Write out the complete material exactly as it stands.

☆ ☆ ☆

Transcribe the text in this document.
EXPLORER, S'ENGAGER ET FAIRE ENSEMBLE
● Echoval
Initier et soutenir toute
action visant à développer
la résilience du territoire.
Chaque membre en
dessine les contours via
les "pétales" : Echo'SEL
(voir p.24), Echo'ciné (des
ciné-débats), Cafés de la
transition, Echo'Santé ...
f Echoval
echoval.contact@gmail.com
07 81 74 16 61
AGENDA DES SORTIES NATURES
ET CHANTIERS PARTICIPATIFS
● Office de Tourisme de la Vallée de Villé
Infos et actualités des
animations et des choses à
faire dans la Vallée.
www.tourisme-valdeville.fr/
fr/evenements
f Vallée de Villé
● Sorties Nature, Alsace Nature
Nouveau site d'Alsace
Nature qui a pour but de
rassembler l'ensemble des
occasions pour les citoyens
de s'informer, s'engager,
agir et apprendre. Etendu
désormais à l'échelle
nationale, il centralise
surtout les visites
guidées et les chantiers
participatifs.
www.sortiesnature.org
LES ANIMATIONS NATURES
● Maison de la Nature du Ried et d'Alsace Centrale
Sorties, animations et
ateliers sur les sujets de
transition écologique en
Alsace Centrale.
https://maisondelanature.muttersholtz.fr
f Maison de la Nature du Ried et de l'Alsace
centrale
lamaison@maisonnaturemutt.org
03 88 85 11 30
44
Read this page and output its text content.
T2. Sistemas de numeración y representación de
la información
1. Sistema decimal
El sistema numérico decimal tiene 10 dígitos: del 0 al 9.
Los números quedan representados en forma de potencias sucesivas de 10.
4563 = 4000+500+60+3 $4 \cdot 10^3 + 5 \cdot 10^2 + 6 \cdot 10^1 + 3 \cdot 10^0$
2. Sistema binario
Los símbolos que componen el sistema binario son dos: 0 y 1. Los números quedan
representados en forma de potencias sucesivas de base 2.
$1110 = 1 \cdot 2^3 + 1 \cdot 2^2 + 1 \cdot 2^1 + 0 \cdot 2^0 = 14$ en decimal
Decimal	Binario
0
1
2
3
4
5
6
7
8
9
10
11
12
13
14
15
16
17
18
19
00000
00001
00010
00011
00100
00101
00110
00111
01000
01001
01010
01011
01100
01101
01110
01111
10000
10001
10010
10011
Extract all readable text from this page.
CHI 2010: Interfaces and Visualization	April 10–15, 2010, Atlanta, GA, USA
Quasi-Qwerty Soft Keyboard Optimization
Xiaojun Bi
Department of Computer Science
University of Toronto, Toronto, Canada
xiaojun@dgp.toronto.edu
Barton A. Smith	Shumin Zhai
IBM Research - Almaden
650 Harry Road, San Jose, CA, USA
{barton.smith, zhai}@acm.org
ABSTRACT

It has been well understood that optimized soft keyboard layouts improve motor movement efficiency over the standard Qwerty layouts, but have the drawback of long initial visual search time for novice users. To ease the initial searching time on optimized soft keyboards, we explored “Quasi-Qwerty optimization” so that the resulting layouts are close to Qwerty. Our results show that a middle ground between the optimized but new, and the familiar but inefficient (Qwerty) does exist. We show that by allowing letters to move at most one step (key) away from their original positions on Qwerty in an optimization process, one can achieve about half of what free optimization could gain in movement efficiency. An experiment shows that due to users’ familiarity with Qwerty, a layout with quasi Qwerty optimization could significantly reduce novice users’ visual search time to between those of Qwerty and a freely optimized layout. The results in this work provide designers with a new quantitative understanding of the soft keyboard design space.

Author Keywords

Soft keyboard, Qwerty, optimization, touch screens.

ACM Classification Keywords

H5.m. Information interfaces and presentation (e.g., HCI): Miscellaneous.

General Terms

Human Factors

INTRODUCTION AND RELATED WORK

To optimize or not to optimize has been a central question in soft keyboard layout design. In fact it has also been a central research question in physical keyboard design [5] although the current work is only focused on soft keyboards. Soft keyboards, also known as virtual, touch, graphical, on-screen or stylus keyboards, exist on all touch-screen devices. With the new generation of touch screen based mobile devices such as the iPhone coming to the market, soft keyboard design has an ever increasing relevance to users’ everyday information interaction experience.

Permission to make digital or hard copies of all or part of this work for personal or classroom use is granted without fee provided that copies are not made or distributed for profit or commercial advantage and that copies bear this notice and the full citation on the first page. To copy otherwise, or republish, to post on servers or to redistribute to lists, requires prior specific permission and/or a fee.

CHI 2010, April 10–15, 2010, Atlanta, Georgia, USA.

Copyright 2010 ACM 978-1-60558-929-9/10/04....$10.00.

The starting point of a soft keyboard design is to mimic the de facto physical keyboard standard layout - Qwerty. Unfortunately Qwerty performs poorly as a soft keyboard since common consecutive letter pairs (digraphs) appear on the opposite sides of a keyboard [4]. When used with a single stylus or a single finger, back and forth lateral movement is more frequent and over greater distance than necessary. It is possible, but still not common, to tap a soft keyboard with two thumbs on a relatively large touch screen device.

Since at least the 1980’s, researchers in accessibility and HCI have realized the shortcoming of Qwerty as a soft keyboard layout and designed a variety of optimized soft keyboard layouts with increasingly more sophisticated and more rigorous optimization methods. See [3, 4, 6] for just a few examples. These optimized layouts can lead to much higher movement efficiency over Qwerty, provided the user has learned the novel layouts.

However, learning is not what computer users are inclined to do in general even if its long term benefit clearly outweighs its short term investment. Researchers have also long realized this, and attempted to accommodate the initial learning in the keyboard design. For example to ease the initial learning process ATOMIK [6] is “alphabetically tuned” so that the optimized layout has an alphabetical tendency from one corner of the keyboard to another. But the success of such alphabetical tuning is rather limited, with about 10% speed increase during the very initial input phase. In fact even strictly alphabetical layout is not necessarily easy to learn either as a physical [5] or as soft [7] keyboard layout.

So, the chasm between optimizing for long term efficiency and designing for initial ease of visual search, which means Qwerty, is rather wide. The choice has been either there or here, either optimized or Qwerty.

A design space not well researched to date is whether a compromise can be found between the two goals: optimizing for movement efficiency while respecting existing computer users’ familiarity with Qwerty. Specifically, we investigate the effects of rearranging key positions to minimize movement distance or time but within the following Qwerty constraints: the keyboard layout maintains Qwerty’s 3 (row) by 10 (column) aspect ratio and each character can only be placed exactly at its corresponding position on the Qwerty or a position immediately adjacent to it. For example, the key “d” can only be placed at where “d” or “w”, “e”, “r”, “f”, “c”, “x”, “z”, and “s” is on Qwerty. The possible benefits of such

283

☆ ☆ ☆

- Solution for this problem
Transcribe the text in this document.
EXPLORER, S'ENGAGER ET FAIRE ENSEMBLE
● Echoval
Initier et soutenir toute
action visant à développer
la résilience du territoire.
Chaque membre en
dessine les contours via
les "pétales" : Echo'SEL
(voir p.24), Echo'ciné (des
ciné-débats), Cafés de la
transition, Echo'Santé ...
f Echoval
echoval.contact@gmail.com
07 81 74 16 61
AGENDA DES SORTIES NATURES
ET CHANTIERS PARTICIPATIFS
● Office de Tourisme de la Vallée de Villé
Infos et actualités des
animations et des choses à
faire dans la Vallée.
www.tourisme-valdeville.fr/
fr/evenements
f Vallée de Villé
● Sorties Nature, Alsace Nature
Nouveau site d'Alsace
Nature qui a pour but de
rassembler l'ensemble des
occasions pour les citoyens
de s'informer, s'engager,
agir et apprendre. Etendu
désormais à l'échelle
nationale, il centralise
surtout les visites
guidées et les chantiers
participatifs.
www.sortiesnature.org
LES ANIMATIONS NATURES
● Maison de la Nature du Ried et d'Alsace Centrale
Sorties, animations et
ateliers sur les sujets de
transition écologique en
Alsace Centrale.
https://maisondelanature.muttersholtz.fr
f Maison de la Nature du Ried et de l'Alsace
centrale
lamaison@maisonnaturemutt.org
03 88 85 11 30
44
Read this page and output its text content.
T2. Sistemas de numeración y representación de
la información
1. Sistema decimal
El sistema numérico decimal tiene 10 dígitos: del 0 al 9.
Los números quedan representados en forma de potencias sucesivas de 10.
4563 = 4000+500+60+3 $4 \cdot 10^3 + 5 \cdot 10^2 + 6 \cdot 10^1 + 3 \cdot 10^0$
2. Sistema binario
Los símbolos que componen el sistema binario son dos: 0 y 1. Los números quedan
representados en forma de potencias sucesivas de base 2.
$1110 = 1 \cdot 2^3 + 1 \cdot 2^2 + 1 \cdot 2^1 + 0 \cdot 2^0 = 14$ en decimal
Decimal	Binario
0
1
2
3
4
5
6
7
8
9
10
11
12
13
14
15
16
17
18
19
00000
00001
00010
00011
00100
00101
00110
00111
01000
01001
01010
01011
01100
01101
01110
01111
10000
10001
10010
10011
Extract all readable text from this page.
CHI 2010: Interfaces and Visualization	April 10–15, 2010, Atlanta, GA, USA
Quasi-Qwerty Soft Keyboard Optimization
Xiaojun Bi
Department of Computer Science
University of Toronto, Toronto, Canada
xiaojun@dgp.toronto.edu
Barton A. Smith	Shumin Zhai
IBM Research - Almaden
650 Harry Road, San Jose, CA, USA
{barton.smith, zhai}@acm.org
ABSTRACT

It has been well understood that optimized soft keyboard layouts improve motor movement efficiency over the standard Qwerty layouts, but have the drawback of long initial visual search time for novice users. To ease the initial searching time on optimized soft keyboards, we explored “Quasi-Qwerty optimization” so that the resulting layouts are close to Qwerty. Our results show that a middle ground between the optimized but new, and the familiar but inefficient (Qwerty) does exist. We show that by allowing letters to move at most one step (key) away from their original positions on Qwerty in an optimization process, one can achieve about half of what free optimization could gain in movement efficiency. An experiment shows that due to users’ familiarity with Qwerty, a layout with quasi Qwerty optimization could significantly reduce novice users’ visual search time to between those of Qwerty and a freely optimized layout. The results in this work provide designers with a new quantitative understanding of the soft keyboard design space.

Author Keywords

Soft keyboard, Qwerty, optimization, touch screens.

ACM Classification Keywords

H5.m. Information interfaces and presentation (e.g., HCI): Miscellaneous.

General Terms

Human Factors

INTRODUCTION AND RELATED WORK

To optimize or not to optimize has been a central question in soft keyboard layout design. In fact it has also been a central research question in physical keyboard design [5] although the current work is only focused on soft keyboards. Soft keyboards, also known as virtual, touch, graphical, on-screen or stylus keyboards, exist on all touch-screen devices. With the new generation of touch screen based mobile devices such as the iPhone coming to the market, soft keyboard design has an ever increasing relevance to users’ everyday information interaction experience.

Permission to make digital or hard copies of all or part of this work for personal or classroom use is granted without fee provided that copies are not made or distributed for profit or commercial advantage and that copies bear this notice and the full citation on the first page. To copy otherwise, or republish, to post on servers or to redistribute to lists, requires prior specific permission and/or a fee.

CHI 2010, April 10–15, 2010, Atlanta, Georgia, USA.

Copyright 2010 ACM 978-1-60558-929-9/10/04....$10.00.

The starting point of a soft keyboard design is to mimic the de facto physical keyboard standard layout - Qwerty. Unfortunately Qwerty performs poorly as a soft keyboard since common consecutive letter pairs (digraphs) appear on the opposite sides of a keyboard [4]. When used with a single stylus or a single finger, back and forth lateral movement is more frequent and over greater distance than necessary. It is possible, but still not common, to tap a soft keyboard with two thumbs on a relatively large touch screen device.

Since at least the 1980’s, researchers in accessibility and HCI have realized the shortcoming of Qwerty as a soft keyboard layout and designed a variety of optimized soft keyboard layouts with increasingly more sophisticated and more rigorous optimization methods. See [3, 4, 6] for just a few examples. These optimized layouts can lead to much higher movement efficiency over Qwerty, provided the user has learned the novel layouts.

However, learning is not what computer users are inclined to do in general even if its long term benefit clearly outweighs its short term investment. Researchers have also long realized this, and attempted to accommodate the initial learning in the keyboard design. For example to ease the initial learning process ATOMIK [6] is “alphabetically tuned” so that the optimized layout has an alphabetical tendency from one corner of the keyboard to another. But the success of such alphabetical tuning is rather limited, with about 10% speed increase during the very initial input phase. In fact even strictly alphabetical layout is not necessarily easy to learn either as a physical [5] or as soft [7] keyboard layout.

So, the chasm between optimizing for long term efficiency and designing for initial ease of visual search, which means Qwerty, is rather wide. The choice has been either there or here, either optimized or Qwerty.

A design space not well researched to date is whether a compromise can be found between the two goals: optimizing for movement efficiency while respecting existing computer users’ familiarity with Qwerty. Specifically, we investigate the effects of rearranging key positions to minimize movement distance or time but within the following Qwerty constraints: the keyboard layout maintains Qwerty’s 3 (row) by 10 (column) aspect ratio and each character can only be placed exactly at its corresponding position on the Qwerty or a position immediately adjacent to it. For example, the key “d” can only be placed at where “d” or “w”, “e”, “r”, “f”, “c”, “x”, “z”, and “s” is on Qwerty. The possible benefits of such

283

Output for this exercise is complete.